Task requirements => Copy every line of the records below where the word "Показать" occurs.

Stored rows =>
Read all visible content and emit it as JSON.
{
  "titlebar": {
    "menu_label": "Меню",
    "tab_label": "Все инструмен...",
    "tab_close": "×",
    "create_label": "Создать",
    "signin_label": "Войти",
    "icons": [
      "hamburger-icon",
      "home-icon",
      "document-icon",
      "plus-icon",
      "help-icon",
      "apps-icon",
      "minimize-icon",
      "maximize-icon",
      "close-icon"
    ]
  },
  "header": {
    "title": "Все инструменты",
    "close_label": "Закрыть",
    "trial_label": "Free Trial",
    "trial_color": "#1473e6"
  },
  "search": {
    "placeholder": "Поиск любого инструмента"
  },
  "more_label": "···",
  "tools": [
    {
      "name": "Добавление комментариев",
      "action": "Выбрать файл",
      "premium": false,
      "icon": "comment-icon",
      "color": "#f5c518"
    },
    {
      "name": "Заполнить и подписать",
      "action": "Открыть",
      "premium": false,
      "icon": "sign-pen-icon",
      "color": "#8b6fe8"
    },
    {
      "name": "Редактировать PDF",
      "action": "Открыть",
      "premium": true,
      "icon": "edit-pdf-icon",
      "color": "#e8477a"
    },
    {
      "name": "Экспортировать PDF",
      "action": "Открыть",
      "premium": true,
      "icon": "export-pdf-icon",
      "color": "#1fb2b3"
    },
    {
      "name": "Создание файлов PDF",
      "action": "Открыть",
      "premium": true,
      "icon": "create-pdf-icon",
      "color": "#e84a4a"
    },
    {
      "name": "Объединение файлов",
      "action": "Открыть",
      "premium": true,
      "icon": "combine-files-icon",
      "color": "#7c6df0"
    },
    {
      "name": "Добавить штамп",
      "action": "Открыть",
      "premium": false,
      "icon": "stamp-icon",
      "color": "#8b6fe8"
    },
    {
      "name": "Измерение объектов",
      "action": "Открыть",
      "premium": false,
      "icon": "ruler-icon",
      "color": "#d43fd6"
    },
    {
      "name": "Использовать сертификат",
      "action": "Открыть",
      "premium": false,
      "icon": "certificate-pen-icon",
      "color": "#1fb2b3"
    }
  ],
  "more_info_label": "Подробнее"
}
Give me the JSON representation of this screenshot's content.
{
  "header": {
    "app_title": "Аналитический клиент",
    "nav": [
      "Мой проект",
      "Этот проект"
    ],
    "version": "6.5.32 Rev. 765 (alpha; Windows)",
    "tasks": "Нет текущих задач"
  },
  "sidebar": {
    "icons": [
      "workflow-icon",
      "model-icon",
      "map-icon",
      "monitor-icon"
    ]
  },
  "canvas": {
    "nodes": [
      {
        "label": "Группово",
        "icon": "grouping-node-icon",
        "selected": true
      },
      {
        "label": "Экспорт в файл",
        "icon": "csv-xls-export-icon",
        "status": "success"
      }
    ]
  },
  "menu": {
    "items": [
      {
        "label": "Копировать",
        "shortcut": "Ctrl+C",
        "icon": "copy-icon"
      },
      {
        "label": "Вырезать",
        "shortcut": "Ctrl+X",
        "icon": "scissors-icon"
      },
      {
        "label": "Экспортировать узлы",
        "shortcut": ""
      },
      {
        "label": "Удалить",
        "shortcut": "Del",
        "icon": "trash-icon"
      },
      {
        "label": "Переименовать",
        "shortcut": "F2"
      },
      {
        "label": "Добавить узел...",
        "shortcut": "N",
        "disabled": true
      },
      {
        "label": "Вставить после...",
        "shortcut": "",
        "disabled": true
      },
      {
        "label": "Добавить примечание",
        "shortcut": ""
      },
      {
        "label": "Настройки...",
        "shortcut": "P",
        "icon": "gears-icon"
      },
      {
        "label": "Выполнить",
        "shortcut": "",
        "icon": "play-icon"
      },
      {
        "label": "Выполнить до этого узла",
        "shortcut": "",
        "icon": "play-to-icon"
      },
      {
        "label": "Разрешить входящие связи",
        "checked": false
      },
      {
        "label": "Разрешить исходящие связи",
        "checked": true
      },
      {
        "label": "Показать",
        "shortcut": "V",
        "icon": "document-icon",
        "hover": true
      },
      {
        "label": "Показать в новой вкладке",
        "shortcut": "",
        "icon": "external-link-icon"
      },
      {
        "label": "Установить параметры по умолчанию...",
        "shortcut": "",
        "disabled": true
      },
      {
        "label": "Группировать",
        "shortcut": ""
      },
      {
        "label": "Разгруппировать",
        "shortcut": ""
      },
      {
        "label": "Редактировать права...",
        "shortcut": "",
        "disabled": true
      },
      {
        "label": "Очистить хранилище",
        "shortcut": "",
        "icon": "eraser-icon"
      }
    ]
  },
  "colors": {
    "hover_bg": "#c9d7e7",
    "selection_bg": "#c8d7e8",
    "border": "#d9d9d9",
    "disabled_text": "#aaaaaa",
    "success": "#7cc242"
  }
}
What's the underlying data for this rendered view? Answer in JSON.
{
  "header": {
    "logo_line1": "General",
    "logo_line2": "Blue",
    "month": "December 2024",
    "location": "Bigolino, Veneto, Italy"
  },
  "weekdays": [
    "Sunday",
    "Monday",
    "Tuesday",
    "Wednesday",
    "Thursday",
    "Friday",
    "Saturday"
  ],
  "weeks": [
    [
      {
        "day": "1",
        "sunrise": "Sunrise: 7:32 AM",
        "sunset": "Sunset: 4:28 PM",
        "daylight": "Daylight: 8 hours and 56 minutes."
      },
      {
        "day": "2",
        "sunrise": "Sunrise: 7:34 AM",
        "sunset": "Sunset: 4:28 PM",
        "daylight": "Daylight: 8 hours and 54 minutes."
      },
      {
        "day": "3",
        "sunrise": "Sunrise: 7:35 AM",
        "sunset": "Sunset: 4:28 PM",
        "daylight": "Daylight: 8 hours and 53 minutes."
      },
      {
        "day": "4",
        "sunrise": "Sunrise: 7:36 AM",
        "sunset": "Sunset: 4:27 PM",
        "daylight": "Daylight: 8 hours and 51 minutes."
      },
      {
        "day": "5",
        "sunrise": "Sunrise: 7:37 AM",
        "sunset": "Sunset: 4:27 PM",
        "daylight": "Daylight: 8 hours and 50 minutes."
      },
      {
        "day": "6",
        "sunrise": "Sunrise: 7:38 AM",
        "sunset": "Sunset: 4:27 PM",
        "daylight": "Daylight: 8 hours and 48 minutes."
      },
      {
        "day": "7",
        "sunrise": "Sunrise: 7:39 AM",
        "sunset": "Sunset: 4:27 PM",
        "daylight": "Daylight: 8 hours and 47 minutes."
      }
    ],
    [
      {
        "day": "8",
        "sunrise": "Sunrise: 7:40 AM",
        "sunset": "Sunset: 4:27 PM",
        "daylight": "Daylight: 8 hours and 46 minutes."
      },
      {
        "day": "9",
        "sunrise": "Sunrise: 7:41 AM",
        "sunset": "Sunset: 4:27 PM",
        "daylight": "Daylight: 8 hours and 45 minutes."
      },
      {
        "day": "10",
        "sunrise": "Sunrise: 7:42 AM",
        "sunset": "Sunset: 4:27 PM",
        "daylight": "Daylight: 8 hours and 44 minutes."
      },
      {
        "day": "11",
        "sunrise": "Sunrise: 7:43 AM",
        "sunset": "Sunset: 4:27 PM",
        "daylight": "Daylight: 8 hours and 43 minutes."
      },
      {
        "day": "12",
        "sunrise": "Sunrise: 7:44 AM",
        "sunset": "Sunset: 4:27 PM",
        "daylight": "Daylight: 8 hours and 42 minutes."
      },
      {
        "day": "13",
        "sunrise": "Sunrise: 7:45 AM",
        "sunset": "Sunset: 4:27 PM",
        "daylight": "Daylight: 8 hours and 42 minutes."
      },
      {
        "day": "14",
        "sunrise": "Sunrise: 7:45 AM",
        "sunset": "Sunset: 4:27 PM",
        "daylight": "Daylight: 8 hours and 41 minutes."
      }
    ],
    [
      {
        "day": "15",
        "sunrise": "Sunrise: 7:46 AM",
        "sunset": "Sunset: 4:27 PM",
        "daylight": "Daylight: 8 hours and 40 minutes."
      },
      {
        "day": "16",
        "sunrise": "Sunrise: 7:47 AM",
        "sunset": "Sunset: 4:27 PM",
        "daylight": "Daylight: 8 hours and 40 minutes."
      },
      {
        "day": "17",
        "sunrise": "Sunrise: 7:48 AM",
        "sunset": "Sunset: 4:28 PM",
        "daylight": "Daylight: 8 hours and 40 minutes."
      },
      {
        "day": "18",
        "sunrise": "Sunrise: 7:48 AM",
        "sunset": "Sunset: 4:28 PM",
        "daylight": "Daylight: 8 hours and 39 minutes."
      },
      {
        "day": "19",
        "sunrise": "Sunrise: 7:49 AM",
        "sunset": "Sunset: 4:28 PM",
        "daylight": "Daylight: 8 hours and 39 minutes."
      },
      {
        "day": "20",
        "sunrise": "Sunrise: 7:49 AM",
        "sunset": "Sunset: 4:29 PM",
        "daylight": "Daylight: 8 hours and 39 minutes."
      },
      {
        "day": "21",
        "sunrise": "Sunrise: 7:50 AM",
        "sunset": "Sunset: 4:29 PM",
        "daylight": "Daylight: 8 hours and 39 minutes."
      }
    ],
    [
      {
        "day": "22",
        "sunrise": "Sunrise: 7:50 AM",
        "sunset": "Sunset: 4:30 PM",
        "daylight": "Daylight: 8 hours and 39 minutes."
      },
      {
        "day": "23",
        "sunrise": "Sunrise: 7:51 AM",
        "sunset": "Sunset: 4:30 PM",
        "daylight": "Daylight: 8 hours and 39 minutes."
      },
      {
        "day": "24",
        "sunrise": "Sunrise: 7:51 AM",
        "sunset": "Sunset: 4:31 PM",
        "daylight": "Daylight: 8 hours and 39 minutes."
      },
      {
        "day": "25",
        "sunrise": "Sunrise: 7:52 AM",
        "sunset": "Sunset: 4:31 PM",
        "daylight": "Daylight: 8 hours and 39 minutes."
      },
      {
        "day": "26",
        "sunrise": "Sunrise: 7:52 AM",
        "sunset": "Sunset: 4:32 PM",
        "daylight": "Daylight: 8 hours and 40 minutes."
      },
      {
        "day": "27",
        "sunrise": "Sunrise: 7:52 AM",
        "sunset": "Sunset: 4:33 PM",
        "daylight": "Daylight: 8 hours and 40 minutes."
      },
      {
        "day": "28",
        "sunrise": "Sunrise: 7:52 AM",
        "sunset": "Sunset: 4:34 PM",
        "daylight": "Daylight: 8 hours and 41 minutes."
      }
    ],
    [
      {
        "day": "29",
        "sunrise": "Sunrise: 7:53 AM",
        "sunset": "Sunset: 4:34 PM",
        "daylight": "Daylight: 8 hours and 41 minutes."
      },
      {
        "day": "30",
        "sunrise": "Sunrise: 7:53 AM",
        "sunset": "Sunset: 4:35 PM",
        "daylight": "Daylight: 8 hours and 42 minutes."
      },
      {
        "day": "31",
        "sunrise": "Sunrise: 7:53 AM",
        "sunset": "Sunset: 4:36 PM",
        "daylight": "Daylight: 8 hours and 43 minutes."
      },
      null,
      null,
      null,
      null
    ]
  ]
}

Result of the exercise =>
        "label": "Показать",
        "label": "Показать в новой вкладке",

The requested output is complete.